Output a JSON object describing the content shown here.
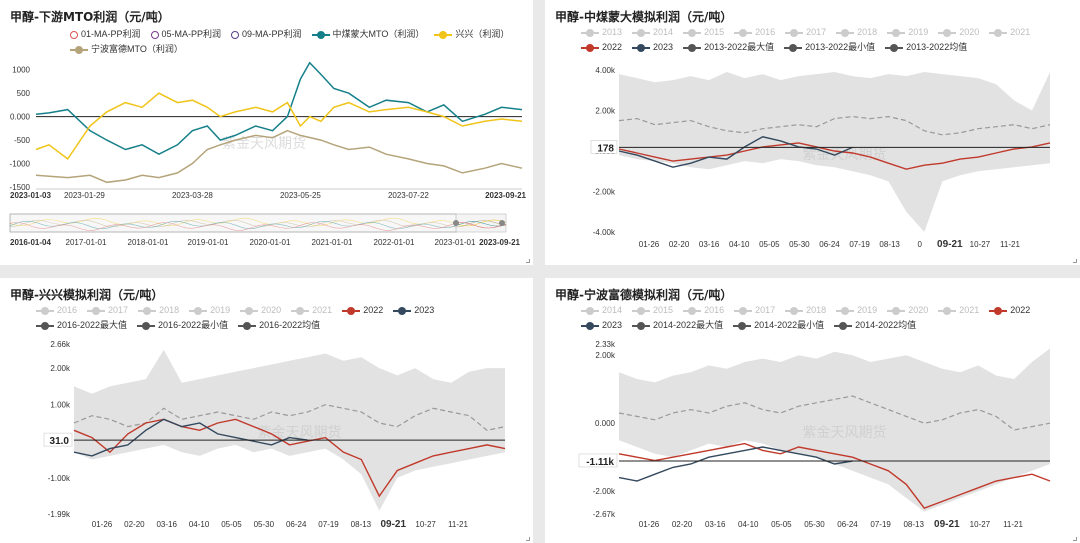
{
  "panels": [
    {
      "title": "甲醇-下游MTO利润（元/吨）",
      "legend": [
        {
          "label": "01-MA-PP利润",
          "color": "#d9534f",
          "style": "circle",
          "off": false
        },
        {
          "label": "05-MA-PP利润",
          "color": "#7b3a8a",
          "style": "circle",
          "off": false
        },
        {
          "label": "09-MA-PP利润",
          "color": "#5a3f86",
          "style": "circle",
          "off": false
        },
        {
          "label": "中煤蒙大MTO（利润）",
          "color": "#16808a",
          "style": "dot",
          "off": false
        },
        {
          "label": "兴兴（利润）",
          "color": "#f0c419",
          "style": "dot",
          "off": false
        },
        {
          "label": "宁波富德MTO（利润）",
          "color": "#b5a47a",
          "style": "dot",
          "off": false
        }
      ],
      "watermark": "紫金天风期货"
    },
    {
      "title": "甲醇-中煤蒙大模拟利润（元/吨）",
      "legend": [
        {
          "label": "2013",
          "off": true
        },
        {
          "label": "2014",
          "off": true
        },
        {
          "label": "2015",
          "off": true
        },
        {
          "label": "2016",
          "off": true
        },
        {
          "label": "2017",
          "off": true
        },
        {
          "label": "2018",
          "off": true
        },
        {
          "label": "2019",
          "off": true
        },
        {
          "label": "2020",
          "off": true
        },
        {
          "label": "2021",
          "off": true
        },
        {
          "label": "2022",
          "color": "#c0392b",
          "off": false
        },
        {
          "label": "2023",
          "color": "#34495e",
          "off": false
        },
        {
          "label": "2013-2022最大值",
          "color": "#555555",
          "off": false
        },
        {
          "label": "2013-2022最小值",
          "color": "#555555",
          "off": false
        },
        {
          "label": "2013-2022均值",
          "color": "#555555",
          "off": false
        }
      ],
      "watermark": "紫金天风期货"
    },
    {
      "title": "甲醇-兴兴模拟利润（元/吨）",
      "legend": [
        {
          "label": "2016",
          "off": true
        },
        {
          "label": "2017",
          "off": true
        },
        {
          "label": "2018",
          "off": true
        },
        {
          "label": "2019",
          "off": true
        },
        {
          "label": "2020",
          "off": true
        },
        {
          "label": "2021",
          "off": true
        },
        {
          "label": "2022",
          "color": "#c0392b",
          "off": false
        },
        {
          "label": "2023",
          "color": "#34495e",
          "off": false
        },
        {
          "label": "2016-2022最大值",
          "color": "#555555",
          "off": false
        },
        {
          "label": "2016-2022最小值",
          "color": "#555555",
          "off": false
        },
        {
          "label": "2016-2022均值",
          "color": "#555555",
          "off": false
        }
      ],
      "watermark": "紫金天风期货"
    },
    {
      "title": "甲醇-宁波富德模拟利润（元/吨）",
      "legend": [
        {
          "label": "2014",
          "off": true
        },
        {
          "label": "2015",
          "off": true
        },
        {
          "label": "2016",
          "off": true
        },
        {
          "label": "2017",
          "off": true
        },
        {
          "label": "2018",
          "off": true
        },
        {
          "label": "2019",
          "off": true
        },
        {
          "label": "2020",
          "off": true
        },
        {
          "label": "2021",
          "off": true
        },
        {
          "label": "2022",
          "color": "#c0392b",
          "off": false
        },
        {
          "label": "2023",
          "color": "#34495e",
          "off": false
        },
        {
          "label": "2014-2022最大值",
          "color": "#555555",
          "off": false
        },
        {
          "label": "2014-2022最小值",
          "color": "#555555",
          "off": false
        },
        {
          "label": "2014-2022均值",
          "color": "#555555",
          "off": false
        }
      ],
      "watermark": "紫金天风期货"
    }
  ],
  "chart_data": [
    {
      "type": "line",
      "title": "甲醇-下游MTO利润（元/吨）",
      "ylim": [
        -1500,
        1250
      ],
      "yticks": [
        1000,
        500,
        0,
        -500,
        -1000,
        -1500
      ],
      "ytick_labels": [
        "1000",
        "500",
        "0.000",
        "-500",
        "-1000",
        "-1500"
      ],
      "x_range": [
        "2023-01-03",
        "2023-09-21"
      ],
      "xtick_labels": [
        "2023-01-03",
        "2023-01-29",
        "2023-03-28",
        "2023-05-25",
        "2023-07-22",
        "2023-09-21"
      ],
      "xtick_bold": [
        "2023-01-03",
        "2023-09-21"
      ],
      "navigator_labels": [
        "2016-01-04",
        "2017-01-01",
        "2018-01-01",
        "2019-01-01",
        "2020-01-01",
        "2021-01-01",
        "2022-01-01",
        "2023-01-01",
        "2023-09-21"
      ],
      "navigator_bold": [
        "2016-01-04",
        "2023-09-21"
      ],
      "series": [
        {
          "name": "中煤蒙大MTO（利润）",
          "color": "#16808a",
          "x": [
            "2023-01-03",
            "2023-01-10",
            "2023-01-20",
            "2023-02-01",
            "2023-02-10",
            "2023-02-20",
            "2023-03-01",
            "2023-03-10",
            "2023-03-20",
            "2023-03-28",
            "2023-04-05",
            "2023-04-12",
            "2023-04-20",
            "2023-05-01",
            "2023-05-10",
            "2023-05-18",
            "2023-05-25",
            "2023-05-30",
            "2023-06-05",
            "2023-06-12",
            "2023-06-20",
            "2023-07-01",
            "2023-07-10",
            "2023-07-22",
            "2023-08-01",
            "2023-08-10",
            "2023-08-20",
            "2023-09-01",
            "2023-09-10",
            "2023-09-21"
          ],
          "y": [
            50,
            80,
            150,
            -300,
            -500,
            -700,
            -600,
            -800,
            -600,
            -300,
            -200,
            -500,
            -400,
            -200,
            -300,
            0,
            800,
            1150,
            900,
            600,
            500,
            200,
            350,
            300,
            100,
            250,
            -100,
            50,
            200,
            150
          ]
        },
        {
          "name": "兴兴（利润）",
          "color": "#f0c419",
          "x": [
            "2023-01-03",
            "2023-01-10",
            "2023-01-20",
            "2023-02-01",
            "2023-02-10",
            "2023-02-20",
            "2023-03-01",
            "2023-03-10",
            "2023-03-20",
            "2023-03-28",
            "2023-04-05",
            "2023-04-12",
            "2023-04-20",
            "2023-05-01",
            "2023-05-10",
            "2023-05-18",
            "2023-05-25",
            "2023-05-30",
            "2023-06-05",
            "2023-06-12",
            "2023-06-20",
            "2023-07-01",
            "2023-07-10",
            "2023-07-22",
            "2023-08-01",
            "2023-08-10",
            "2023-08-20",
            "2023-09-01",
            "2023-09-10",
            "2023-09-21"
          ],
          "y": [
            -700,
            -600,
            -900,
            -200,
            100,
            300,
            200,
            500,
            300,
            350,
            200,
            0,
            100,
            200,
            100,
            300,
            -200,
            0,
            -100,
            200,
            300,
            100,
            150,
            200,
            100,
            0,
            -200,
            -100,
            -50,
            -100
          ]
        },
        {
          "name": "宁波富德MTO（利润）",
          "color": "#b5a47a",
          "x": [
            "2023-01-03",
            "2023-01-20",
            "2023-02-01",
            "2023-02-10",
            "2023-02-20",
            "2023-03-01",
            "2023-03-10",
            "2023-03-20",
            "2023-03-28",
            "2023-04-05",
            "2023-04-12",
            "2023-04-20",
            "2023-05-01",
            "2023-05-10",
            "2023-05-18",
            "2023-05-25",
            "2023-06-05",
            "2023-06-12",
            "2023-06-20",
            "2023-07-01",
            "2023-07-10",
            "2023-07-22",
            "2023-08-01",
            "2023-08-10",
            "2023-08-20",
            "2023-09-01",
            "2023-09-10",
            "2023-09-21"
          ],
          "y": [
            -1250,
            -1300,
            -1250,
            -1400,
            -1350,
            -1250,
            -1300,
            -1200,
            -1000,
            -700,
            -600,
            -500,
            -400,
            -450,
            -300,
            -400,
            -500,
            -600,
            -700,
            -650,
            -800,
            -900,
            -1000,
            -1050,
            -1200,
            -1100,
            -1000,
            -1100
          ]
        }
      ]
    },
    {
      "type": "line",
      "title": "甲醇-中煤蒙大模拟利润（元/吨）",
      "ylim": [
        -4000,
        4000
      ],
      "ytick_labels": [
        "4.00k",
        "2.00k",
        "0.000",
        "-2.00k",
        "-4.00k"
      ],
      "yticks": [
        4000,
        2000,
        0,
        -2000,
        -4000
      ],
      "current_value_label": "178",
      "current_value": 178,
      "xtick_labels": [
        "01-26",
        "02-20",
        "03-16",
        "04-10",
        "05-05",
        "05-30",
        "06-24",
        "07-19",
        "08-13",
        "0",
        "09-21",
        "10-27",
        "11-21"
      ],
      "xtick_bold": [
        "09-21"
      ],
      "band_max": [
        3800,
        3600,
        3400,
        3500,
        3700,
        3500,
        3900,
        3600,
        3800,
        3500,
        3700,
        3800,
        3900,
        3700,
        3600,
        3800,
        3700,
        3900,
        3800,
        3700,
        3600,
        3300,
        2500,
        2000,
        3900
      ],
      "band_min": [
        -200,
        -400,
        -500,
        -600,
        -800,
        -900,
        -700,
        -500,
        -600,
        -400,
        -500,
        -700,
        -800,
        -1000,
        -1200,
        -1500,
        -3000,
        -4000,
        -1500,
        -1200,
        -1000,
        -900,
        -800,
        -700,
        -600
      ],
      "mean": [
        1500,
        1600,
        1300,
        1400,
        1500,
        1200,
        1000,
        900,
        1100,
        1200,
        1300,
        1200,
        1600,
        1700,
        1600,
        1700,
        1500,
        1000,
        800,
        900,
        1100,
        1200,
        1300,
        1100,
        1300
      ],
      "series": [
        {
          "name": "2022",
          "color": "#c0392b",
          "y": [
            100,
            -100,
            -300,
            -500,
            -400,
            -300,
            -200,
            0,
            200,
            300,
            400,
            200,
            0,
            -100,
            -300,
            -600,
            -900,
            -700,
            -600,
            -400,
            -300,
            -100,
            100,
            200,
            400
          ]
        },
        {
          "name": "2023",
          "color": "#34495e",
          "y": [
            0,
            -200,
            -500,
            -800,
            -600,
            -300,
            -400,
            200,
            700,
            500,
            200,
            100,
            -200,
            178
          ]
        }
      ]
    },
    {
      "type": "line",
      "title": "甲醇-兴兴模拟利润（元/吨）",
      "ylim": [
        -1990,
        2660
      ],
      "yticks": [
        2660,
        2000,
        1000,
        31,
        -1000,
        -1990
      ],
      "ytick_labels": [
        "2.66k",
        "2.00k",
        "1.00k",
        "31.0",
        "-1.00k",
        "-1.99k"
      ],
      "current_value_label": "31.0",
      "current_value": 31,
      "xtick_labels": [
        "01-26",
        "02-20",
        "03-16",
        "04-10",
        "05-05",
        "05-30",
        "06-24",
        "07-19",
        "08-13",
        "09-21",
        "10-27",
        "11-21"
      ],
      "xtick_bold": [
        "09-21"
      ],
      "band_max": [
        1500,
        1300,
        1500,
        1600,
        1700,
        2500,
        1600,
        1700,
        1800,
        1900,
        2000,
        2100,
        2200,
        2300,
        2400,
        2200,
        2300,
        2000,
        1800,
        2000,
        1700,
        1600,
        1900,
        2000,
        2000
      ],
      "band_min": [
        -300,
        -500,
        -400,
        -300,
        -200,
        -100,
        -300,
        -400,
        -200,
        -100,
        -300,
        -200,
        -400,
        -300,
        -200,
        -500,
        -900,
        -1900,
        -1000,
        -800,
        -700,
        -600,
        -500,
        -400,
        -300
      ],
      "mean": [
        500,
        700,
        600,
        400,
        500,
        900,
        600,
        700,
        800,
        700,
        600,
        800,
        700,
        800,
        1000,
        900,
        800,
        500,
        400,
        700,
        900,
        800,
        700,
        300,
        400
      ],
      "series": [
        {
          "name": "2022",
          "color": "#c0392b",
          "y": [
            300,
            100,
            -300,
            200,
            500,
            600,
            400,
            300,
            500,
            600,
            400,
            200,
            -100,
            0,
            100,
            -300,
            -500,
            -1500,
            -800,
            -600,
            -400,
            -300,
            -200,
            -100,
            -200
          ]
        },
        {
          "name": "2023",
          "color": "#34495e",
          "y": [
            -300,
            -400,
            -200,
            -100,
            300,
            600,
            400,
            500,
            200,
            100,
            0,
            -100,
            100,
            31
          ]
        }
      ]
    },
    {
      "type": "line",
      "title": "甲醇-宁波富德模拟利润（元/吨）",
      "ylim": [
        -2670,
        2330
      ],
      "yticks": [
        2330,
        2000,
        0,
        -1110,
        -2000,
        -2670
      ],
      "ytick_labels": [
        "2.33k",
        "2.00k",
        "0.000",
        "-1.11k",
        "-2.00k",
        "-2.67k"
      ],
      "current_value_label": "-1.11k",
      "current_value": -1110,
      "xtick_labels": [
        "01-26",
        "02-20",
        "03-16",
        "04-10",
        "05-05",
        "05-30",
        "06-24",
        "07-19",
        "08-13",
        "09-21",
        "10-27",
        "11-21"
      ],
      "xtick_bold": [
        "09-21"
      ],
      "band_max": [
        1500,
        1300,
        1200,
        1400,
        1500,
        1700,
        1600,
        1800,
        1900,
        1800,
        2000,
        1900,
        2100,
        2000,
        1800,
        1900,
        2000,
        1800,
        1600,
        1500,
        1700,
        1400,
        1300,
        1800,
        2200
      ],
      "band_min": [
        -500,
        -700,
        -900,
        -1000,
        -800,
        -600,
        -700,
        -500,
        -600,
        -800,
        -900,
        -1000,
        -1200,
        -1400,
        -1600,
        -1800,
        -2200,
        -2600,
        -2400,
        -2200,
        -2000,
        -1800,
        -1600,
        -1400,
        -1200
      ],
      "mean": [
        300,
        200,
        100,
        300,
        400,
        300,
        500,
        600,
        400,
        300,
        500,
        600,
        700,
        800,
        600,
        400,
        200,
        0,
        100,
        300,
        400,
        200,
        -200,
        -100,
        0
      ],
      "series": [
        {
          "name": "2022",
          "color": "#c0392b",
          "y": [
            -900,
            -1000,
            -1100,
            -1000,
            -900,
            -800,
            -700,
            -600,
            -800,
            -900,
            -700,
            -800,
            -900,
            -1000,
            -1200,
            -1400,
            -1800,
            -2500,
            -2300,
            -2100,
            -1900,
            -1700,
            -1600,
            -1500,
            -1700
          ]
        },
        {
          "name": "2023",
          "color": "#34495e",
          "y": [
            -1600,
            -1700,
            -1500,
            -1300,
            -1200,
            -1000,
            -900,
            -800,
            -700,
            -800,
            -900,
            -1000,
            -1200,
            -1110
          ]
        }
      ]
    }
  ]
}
^^^^
** Exercise goal **
Scan the material above. Extract every line in which the word "PP利润" occurs.

** Exercise answer **
          "label": "01-MA-PP利润",
          "label": "05-MA-PP利润",
          "label": "09-MA-PP利润",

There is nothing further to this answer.